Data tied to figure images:
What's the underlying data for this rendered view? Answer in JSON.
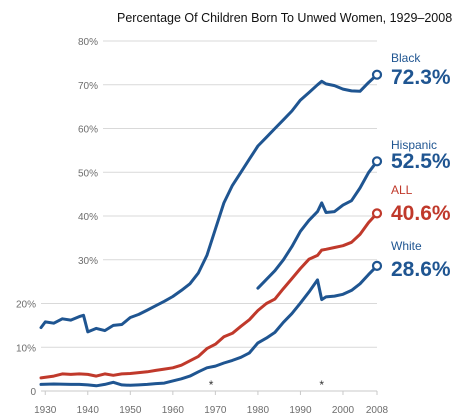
{
  "colors": {
    "blue": "#1f5591",
    "red": "#c0392b",
    "grid": "#d9d9d9",
    "tick": "#6d6d6d"
  },
  "chart_data": {
    "type": "line",
    "title": "Percentage Of Children Born To Unwed Women, 1929–2008",
    "xlabel": "",
    "ylabel": "",
    "xlim": [
      1929,
      2008
    ],
    "ylim": [
      0,
      80
    ],
    "grid": true,
    "x_ticks": [
      "1930",
      "1940",
      "1950",
      "1960",
      "1970",
      "1980",
      "1990",
      "2000",
      "2008"
    ],
    "y_ticks": [
      "0",
      "10%",
      "20%",
      "30%",
      "40%",
      "50%",
      "60%",
      "70%",
      "80%"
    ],
    "annotations": [
      "*",
      "*"
    ],
    "annotation_years": [
      1969,
      1995
    ],
    "series": [
      {
        "name": "Black",
        "end_label": "72.3%",
        "color": "#1f5591",
        "points": [
          [
            1929,
            14.5
          ],
          [
            1930,
            15.8
          ],
          [
            1932,
            15.5
          ],
          [
            1934,
            16.5
          ],
          [
            1936,
            16.2
          ],
          [
            1938,
            17.0
          ],
          [
            1939,
            17.3
          ],
          [
            1940,
            13.5
          ],
          [
            1942,
            14.3
          ],
          [
            1944,
            13.8
          ],
          [
            1946,
            15.0
          ],
          [
            1948,
            15.2
          ],
          [
            1950,
            16.8
          ],
          [
            1952,
            17.5
          ],
          [
            1954,
            18.5
          ],
          [
            1956,
            19.5
          ],
          [
            1958,
            20.5
          ],
          [
            1960,
            21.6
          ],
          [
            1962,
            23.0
          ],
          [
            1964,
            24.5
          ],
          [
            1966,
            27.0
          ],
          [
            1968,
            31.0
          ],
          [
            1970,
            37.0
          ],
          [
            1972,
            43.0
          ],
          [
            1974,
            47.0
          ],
          [
            1976,
            50.0
          ],
          [
            1978,
            53.0
          ],
          [
            1980,
            56.0
          ],
          [
            1982,
            58.0
          ],
          [
            1984,
            60.0
          ],
          [
            1986,
            62.0
          ],
          [
            1988,
            64.0
          ],
          [
            1990,
            66.5
          ],
          [
            1992,
            68.2
          ],
          [
            1994,
            70.0
          ],
          [
            1995,
            70.8
          ],
          [
            1996,
            70.2
          ],
          [
            1998,
            69.8
          ],
          [
            2000,
            69.0
          ],
          [
            2002,
            68.6
          ],
          [
            2004,
            68.5
          ],
          [
            2006,
            70.5
          ],
          [
            2008,
            72.3
          ]
        ]
      },
      {
        "name": "Hispanic",
        "end_label": "52.5%",
        "color": "#1f5591",
        "points": [
          [
            1980,
            23.5
          ],
          [
            1982,
            25.5
          ],
          [
            1984,
            27.5
          ],
          [
            1986,
            30.0
          ],
          [
            1988,
            33.0
          ],
          [
            1990,
            36.5
          ],
          [
            1992,
            39.0
          ],
          [
            1994,
            41.0
          ],
          [
            1995,
            43.0
          ],
          [
            1996,
            40.8
          ],
          [
            1998,
            41.0
          ],
          [
            2000,
            42.5
          ],
          [
            2002,
            43.5
          ],
          [
            2004,
            46.4
          ],
          [
            2006,
            49.9
          ],
          [
            2008,
            52.5
          ]
        ]
      },
      {
        "name": "ALL",
        "end_label": "40.6%",
        "color": "#c0392b",
        "points": [
          [
            1929,
            3.0
          ],
          [
            1932,
            3.4
          ],
          [
            1934,
            3.9
          ],
          [
            1936,
            3.8
          ],
          [
            1938,
            3.9
          ],
          [
            1940,
            3.8
          ],
          [
            1942,
            3.4
          ],
          [
            1944,
            3.9
          ],
          [
            1946,
            3.6
          ],
          [
            1948,
            3.9
          ],
          [
            1950,
            4.0
          ],
          [
            1952,
            4.2
          ],
          [
            1954,
            4.4
          ],
          [
            1956,
            4.7
          ],
          [
            1958,
            5.0
          ],
          [
            1960,
            5.3
          ],
          [
            1962,
            5.9
          ],
          [
            1964,
            6.9
          ],
          [
            1966,
            7.9
          ],
          [
            1968,
            9.7
          ],
          [
            1970,
            10.7
          ],
          [
            1972,
            12.4
          ],
          [
            1974,
            13.2
          ],
          [
            1976,
            14.8
          ],
          [
            1978,
            16.3
          ],
          [
            1980,
            18.4
          ],
          [
            1982,
            20.0
          ],
          [
            1984,
            21.0
          ],
          [
            1986,
            23.4
          ],
          [
            1988,
            25.7
          ],
          [
            1990,
            28.0
          ],
          [
            1992,
            30.1
          ],
          [
            1994,
            31.0
          ],
          [
            1995,
            32.2
          ],
          [
            1996,
            32.4
          ],
          [
            1998,
            32.8
          ],
          [
            2000,
            33.2
          ],
          [
            2002,
            34.0
          ],
          [
            2004,
            35.8
          ],
          [
            2006,
            38.5
          ],
          [
            2008,
            40.6
          ]
        ]
      },
      {
        "name": "White",
        "end_label": "28.6%",
        "color": "#1f5591",
        "points": [
          [
            1929,
            1.5
          ],
          [
            1932,
            1.6
          ],
          [
            1936,
            1.5
          ],
          [
            1938,
            1.5
          ],
          [
            1940,
            1.4
          ],
          [
            1942,
            1.2
          ],
          [
            1944,
            1.5
          ],
          [
            1946,
            2.0
          ],
          [
            1948,
            1.4
          ],
          [
            1950,
            1.3
          ],
          [
            1952,
            1.4
          ],
          [
            1954,
            1.5
          ],
          [
            1956,
            1.7
          ],
          [
            1958,
            1.8
          ],
          [
            1960,
            2.3
          ],
          [
            1962,
            2.8
          ],
          [
            1964,
            3.4
          ],
          [
            1966,
            4.4
          ],
          [
            1968,
            5.3
          ],
          [
            1970,
            5.7
          ],
          [
            1972,
            6.4
          ],
          [
            1974,
            7.0
          ],
          [
            1976,
            7.7
          ],
          [
            1978,
            8.7
          ],
          [
            1980,
            11.0
          ],
          [
            1982,
            12.1
          ],
          [
            1984,
            13.4
          ],
          [
            1986,
            15.7
          ],
          [
            1988,
            17.7
          ],
          [
            1990,
            20.1
          ],
          [
            1992,
            22.6
          ],
          [
            1994,
            25.4
          ],
          [
            1995,
            20.9
          ],
          [
            1996,
            21.5
          ],
          [
            1998,
            21.7
          ],
          [
            2000,
            22.1
          ],
          [
            2002,
            23.0
          ],
          [
            2004,
            24.5
          ],
          [
            2006,
            26.6
          ],
          [
            2008,
            28.6
          ]
        ]
      }
    ]
  }
}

**Goal**
Return the whole listing, word for word, and leave out every picture.

**Exercise answer**
What's the underlying data for this rendered view? Answer in JSON.
{
  "colors": {
    "blue": "#1f5591",
    "red": "#c0392b",
    "grid": "#d9d9d9",
    "tick": "#6d6d6d"
  },
  "chart_data": {
    "type": "line",
    "title": "Percentage Of Children Born To Unwed Women, 1929–2008",
    "xlabel": "",
    "ylabel": "",
    "xlim": [
      1929,
      2008
    ],
    "ylim": [
      0,
      80
    ],
    "grid": true,
    "x_ticks": [
      "1930",
      "1940",
      "1950",
      "1960",
      "1970",
      "1980",
      "1990",
      "2000",
      "2008"
    ],
    "y_ticks": [
      "0",
      "10%",
      "20%",
      "30%",
      "40%",
      "50%",
      "60%",
      "70%",
      "80%"
    ],
    "annotations": [
      "*",
      "*"
    ],
    "annotation_years": [
      1969,
      1995
    ],
    "series": [
      {
        "name": "Black",
        "end_label": "72.3%",
        "color": "#1f5591",
        "points": [
          [
            1929,
            14.5
          ],
          [
            1930,
            15.8
          ],
          [
            1932,
            15.5
          ],
          [
            1934,
            16.5
          ],
          [
            1936,
            16.2
          ],
          [
            1938,
            17.0
          ],
          [
            1939,
            17.3
          ],
          [
            1940,
            13.5
          ],
          [
            1942,
            14.3
          ],
          [
            1944,
            13.8
          ],
          [
            1946,
            15.0
          ],
          [
            1948,
            15.2
          ],
          [
            1950,
            16.8
          ],
          [
            1952,
            17.5
          ],
          [
            1954,
            18.5
          ],
          [
            1956,
            19.5
          ],
          [
            1958,
            20.5
          ],
          [
            1960,
            21.6
          ],
          [
            1962,
            23.0
          ],
          [
            1964,
            24.5
          ],
          [
            1966,
            27.0
          ],
          [
            1968,
            31.0
          ],
          [
            1970,
            37.0
          ],
          [
            1972,
            43.0
          ],
          [
            1974,
            47.0
          ],
          [
            1976,
            50.0
          ],
          [
            1978,
            53.0
          ],
          [
            1980,
            56.0
          ],
          [
            1982,
            58.0
          ],
          [
            1984,
            60.0
          ],
          [
            1986,
            62.0
          ],
          [
            1988,
            64.0
          ],
          [
            1990,
            66.5
          ],
          [
            1992,
            68.2
          ],
          [
            1994,
            70.0
          ],
          [
            1995,
            70.8
          ],
          [
            1996,
            70.2
          ],
          [
            1998,
            69.8
          ],
          [
            2000,
            69.0
          ],
          [
            2002,
            68.6
          ],
          [
            2004,
            68.5
          ],
          [
            2006,
            70.5
          ],
          [
            2008,
            72.3
          ]
        ]
      },
      {
        "name": "Hispanic",
        "end_label": "52.5%",
        "color": "#1f5591",
        "points": [
          [
            1980,
            23.5
          ],
          [
            1982,
            25.5
          ],
          [
            1984,
            27.5
          ],
          [
            1986,
            30.0
          ],
          [
            1988,
            33.0
          ],
          [
            1990,
            36.5
          ],
          [
            1992,
            39.0
          ],
          [
            1994,
            41.0
          ],
          [
            1995,
            43.0
          ],
          [
            1996,
            40.8
          ],
          [
            1998,
            41.0
          ],
          [
            2000,
            42.5
          ],
          [
            2002,
            43.5
          ],
          [
            2004,
            46.4
          ],
          [
            2006,
            49.9
          ],
          [
            2008,
            52.5
          ]
        ]
      },
      {
        "name": "ALL",
        "end_label": "40.6%",
        "color": "#c0392b",
        "points": [
          [
            1929,
            3.0
          ],
          [
            1932,
            3.4
          ],
          [
            1934,
            3.9
          ],
          [
            1936,
            3.8
          ],
          [
            1938,
            3.9
          ],
          [
            1940,
            3.8
          ],
          [
            1942,
            3.4
          ],
          [
            1944,
            3.9
          ],
          [
            1946,
            3.6
          ],
          [
            1948,
            3.9
          ],
          [
            1950,
            4.0
          ],
          [
            1952,
            4.2
          ],
          [
            1954,
            4.4
          ],
          [
            1956,
            4.7
          ],
          [
            1958,
            5.0
          ],
          [
            1960,
            5.3
          ],
          [
            1962,
            5.9
          ],
          [
            1964,
            6.9
          ],
          [
            1966,
            7.9
          ],
          [
            1968,
            9.7
          ],
          [
            1970,
            10.7
          ],
          [
            1972,
            12.4
          ],
          [
            1974,
            13.2
          ],
          [
            1976,
            14.8
          ],
          [
            1978,
            16.3
          ],
          [
            1980,
            18.4
          ],
          [
            1982,
            20.0
          ],
          [
            1984,
            21.0
          ],
          [
            1986,
            23.4
          ],
          [
            1988,
            25.7
          ],
          [
            1990,
            28.0
          ],
          [
            1992,
            30.1
          ],
          [
            1994,
            31.0
          ],
          [
            1995,
            32.2
          ],
          [
            1996,
            32.4
          ],
          [
            1998,
            32.8
          ],
          [
            2000,
            33.2
          ],
          [
            2002,
            34.0
          ],
          [
            2004,
            35.8
          ],
          [
            2006,
            38.5
          ],
          [
            2008,
            40.6
          ]
        ]
      },
      {
        "name": "White",
        "end_label": "28.6%",
        "color": "#1f5591",
        "points": [
          [
            1929,
            1.5
          ],
          [
            1932,
            1.6
          ],
          [
            1936,
            1.5
          ],
          [
            1938,
            1.5
          ],
          [
            1940,
            1.4
          ],
          [
            1942,
            1.2
          ],
          [
            1944,
            1.5
          ],
          [
            1946,
            2.0
          ],
          [
            1948,
            1.4
          ],
          [
            1950,
            1.3
          ],
          [
            1952,
            1.4
          ],
          [
            1954,
            1.5
          ],
          [
            1956,
            1.7
          ],
          [
            1958,
            1.8
          ],
          [
            1960,
            2.3
          ],
          [
            1962,
            2.8
          ],
          [
            1964,
            3.4
          ],
          [
            1966,
            4.4
          ],
          [
            1968,
            5.3
          ],
          [
            1970,
            5.7
          ],
          [
            1972,
            6.4
          ],
          [
            1974,
            7.0
          ],
          [
            1976,
            7.7
          ],
          [
            1978,
            8.7
          ],
          [
            1980,
            11.0
          ],
          [
            1982,
            12.1
          ],
          [
            1984,
            13.4
          ],
          [
            1986,
            15.7
          ],
          [
            1988,
            17.7
          ],
          [
            1990,
            20.1
          ],
          [
            1992,
            22.6
          ],
          [
            1994,
            25.4
          ],
          [
            1995,
            20.9
          ],
          [
            1996,
            21.5
          ],
          [
            1998,
            21.7
          ],
          [
            2000,
            22.1
          ],
          [
            2002,
            23.0
          ],
          [
            2004,
            24.5
          ],
          [
            2006,
            26.6
          ],
          [
            2008,
            28.6
          ]
        ]
      }
    ]
  }
}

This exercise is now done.